▸ Given exercise
Extract each line bearing the word "Scan".

▸ Input material
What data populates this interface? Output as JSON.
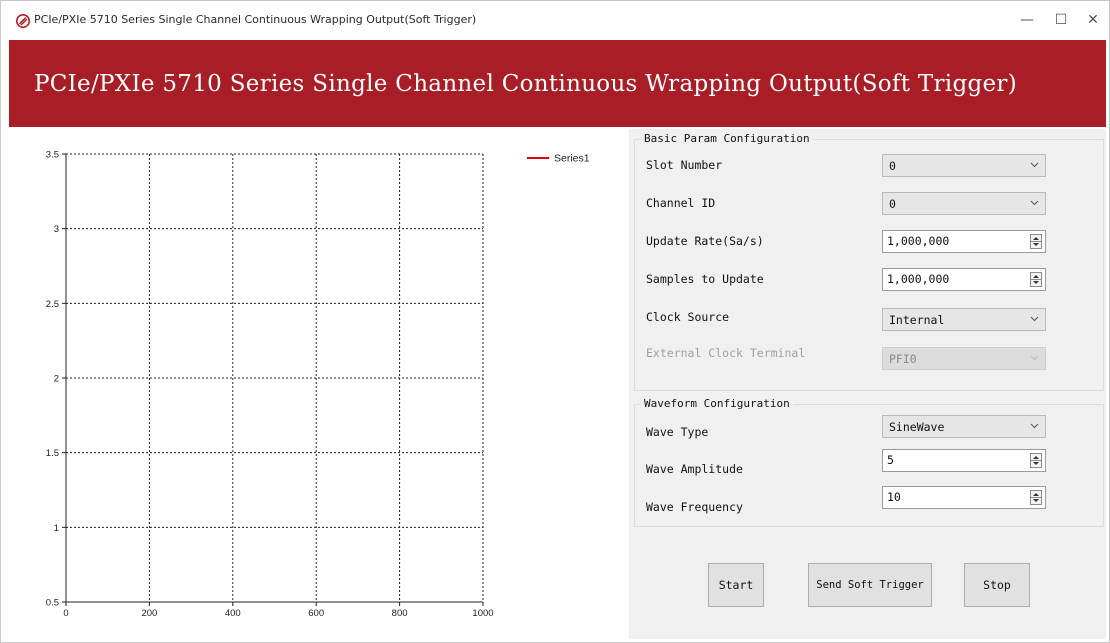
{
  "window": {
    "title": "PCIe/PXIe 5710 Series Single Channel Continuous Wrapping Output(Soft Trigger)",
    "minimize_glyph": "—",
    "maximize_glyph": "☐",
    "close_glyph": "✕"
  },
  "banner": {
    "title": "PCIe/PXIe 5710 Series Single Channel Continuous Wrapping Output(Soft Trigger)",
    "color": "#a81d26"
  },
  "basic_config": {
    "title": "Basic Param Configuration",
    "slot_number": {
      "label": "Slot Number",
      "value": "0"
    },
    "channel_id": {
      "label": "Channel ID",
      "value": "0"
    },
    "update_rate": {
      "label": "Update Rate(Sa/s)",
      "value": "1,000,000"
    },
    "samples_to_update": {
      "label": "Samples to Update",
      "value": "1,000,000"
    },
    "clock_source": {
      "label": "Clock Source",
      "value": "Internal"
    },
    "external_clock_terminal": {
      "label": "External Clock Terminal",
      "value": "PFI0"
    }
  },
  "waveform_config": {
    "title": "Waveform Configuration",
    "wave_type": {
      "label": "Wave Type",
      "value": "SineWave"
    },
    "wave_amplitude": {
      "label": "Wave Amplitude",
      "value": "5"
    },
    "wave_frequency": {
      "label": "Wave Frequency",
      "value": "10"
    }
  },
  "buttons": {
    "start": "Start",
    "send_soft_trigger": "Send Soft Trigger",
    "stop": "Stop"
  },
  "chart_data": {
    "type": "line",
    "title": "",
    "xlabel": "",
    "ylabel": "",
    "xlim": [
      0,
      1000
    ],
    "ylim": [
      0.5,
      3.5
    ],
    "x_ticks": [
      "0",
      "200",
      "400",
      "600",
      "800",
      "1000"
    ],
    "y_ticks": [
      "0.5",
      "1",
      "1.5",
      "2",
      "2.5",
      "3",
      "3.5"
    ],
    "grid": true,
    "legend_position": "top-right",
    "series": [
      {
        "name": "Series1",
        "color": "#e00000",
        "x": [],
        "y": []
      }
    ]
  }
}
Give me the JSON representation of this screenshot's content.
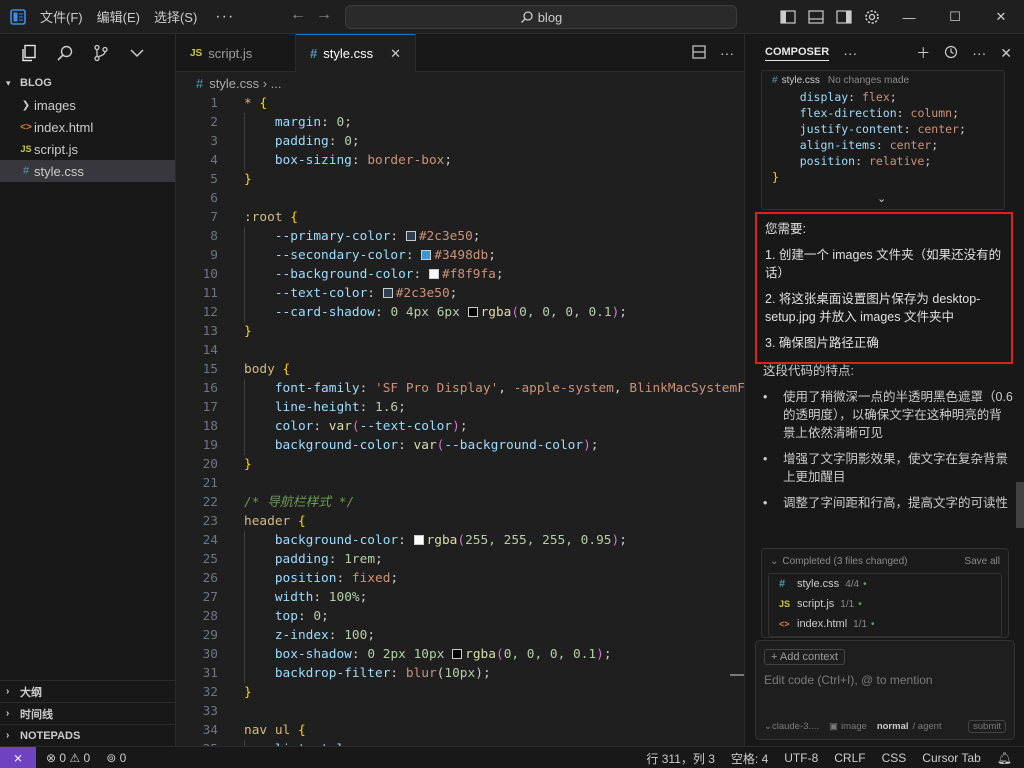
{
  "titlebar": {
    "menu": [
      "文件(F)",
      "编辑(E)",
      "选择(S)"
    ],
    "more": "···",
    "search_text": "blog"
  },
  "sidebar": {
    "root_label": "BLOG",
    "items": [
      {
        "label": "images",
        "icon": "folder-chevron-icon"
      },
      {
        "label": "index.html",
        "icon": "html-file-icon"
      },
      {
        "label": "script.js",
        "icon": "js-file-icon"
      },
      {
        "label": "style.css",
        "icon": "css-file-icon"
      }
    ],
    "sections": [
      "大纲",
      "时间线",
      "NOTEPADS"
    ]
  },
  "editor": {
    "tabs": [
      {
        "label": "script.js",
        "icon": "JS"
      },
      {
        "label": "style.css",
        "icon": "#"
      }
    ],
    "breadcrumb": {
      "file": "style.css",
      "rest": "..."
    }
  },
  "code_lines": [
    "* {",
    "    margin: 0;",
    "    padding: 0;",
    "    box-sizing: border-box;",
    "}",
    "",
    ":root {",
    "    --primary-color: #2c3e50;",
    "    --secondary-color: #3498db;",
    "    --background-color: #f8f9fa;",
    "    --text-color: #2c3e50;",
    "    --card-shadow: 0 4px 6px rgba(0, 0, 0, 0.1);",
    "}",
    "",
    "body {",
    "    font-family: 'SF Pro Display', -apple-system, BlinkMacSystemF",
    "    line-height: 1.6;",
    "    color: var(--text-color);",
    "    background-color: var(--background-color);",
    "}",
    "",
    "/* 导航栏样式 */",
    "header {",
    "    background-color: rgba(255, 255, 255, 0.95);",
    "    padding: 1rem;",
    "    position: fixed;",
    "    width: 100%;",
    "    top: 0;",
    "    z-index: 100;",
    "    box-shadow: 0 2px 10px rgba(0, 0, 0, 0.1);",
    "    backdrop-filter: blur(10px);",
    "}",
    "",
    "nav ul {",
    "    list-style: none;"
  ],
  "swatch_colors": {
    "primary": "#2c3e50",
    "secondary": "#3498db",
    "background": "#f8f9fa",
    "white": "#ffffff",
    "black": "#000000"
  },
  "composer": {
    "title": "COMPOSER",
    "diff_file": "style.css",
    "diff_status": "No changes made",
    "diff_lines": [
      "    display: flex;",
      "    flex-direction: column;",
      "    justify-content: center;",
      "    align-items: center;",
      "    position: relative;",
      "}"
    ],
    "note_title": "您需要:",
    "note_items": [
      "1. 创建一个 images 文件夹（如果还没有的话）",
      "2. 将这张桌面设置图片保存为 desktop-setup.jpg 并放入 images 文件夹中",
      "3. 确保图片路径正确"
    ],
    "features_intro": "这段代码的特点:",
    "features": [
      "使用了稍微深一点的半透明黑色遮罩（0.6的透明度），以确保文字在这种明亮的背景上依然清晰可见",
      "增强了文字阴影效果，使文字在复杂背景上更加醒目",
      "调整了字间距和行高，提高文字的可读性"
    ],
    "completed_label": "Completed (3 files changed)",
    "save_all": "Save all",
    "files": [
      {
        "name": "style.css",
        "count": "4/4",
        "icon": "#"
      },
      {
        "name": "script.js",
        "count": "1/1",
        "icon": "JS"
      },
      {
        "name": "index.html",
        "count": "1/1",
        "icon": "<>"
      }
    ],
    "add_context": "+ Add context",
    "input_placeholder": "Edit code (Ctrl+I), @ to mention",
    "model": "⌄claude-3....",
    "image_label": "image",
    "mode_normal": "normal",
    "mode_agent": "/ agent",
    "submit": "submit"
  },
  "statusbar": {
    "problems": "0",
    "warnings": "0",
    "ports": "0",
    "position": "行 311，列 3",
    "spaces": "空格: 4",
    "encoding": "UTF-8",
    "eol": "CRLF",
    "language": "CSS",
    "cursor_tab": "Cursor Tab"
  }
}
...
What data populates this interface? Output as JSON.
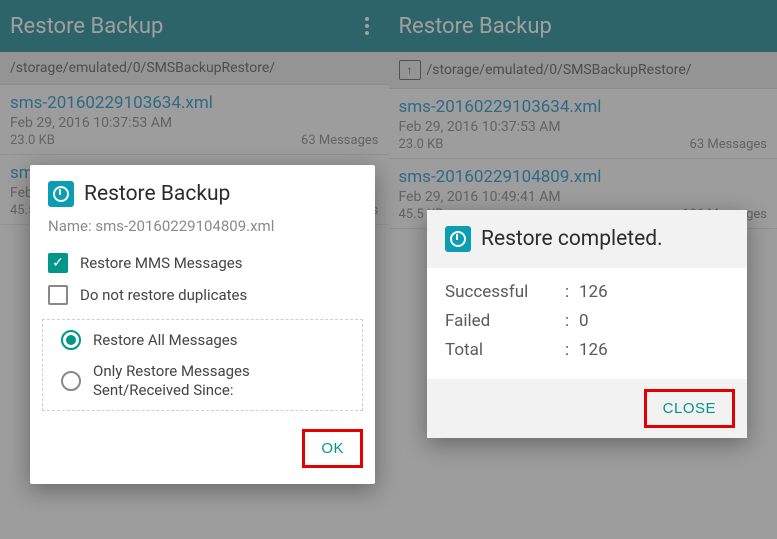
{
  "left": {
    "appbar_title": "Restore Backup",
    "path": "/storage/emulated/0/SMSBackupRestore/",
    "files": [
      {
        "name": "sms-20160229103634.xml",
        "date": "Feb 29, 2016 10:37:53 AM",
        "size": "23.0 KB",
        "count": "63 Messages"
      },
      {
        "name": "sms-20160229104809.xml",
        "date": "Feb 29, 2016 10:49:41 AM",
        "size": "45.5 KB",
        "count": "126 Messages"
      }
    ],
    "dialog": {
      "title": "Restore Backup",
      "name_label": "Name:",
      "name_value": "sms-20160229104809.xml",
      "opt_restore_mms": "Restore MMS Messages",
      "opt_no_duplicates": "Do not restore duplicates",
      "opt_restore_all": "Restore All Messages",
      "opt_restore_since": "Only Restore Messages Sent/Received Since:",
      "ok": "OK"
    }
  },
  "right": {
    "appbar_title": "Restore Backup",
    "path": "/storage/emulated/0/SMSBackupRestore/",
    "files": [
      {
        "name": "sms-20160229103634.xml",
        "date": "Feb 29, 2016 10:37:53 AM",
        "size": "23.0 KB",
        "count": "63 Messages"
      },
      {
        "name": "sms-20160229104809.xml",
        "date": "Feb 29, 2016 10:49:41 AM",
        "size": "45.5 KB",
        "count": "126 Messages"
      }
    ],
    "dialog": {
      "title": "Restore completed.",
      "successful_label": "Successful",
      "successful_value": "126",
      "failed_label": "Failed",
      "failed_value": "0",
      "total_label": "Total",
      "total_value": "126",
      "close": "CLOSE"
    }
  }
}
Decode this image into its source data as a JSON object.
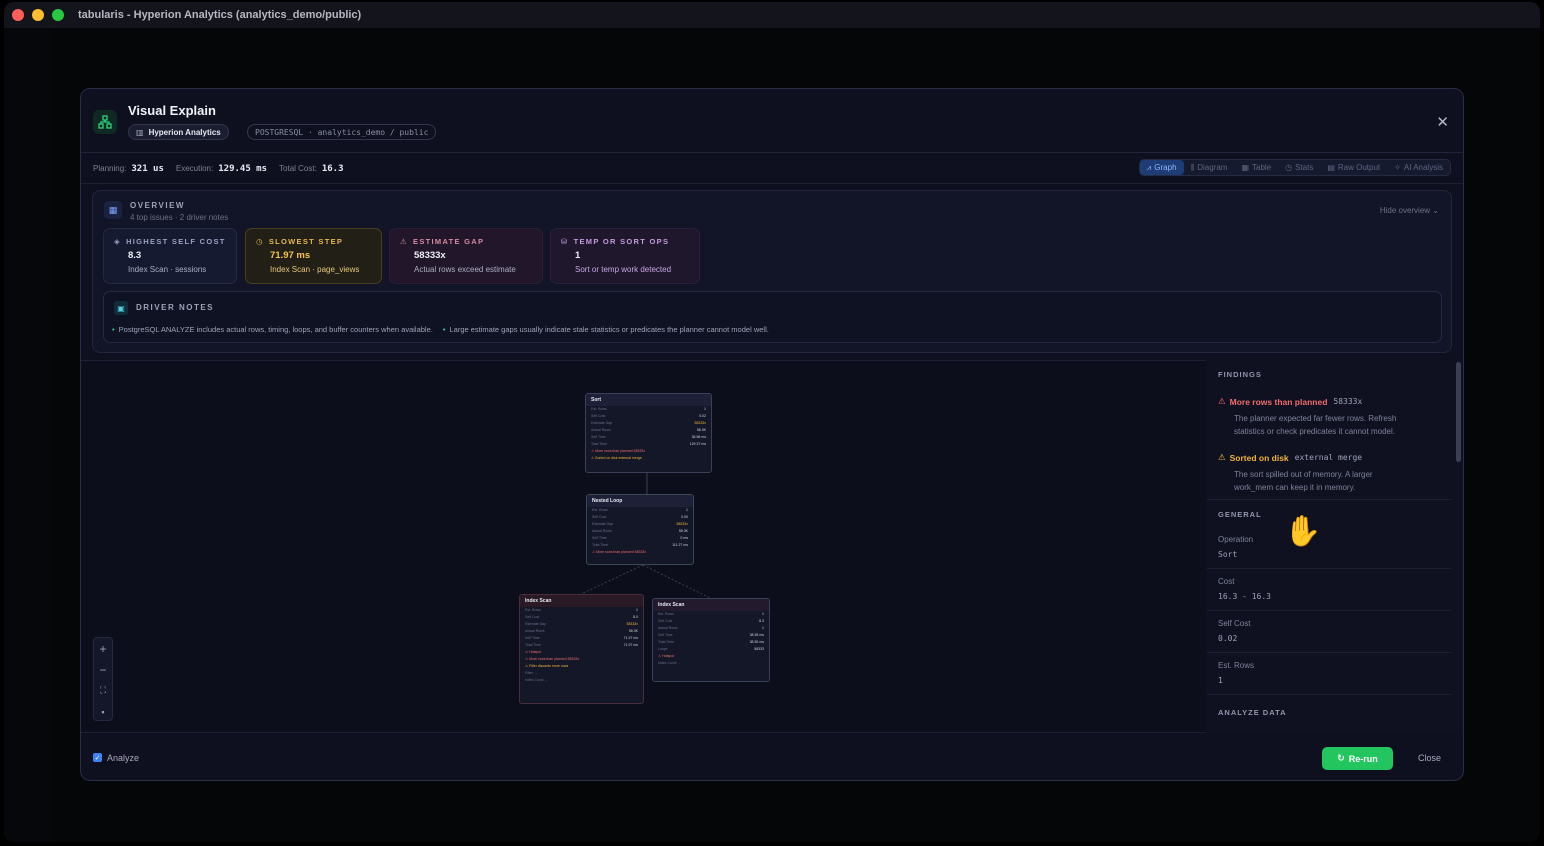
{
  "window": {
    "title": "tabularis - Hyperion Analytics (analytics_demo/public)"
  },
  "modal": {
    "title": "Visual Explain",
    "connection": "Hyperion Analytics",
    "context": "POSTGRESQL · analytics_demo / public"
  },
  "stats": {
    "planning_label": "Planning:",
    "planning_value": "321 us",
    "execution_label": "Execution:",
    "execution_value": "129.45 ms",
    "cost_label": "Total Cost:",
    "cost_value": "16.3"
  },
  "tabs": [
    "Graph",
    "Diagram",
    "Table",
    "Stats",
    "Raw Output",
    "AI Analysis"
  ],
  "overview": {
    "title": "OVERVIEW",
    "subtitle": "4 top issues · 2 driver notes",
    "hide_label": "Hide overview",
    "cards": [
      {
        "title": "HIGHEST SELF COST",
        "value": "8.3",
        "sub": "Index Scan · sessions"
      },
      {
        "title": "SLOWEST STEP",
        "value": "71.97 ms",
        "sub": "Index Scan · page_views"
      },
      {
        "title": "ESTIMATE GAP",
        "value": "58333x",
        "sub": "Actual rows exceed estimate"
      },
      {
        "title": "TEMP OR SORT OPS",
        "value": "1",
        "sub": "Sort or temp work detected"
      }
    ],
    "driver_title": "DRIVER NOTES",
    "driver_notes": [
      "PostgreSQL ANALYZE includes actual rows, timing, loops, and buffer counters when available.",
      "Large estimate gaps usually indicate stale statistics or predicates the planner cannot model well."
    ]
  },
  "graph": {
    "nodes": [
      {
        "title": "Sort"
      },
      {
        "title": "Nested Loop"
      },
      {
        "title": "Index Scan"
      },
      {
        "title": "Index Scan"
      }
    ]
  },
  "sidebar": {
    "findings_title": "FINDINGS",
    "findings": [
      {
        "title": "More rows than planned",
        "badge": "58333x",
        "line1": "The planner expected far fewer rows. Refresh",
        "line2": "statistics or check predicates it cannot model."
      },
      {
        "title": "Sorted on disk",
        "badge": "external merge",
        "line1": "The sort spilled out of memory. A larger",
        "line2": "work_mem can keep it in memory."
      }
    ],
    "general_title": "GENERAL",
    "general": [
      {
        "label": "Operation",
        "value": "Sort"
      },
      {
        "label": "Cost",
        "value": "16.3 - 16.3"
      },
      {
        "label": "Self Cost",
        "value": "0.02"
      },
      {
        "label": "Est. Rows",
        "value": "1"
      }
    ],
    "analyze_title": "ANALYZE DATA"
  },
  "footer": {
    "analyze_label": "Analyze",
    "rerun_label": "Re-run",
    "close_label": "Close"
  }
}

▸ Answer to this task
        "sub": "Index Scan · sessions"
        "sub": "Index Scan · page_views"
        "title": "Index Scan"
        "title": "Index Scan"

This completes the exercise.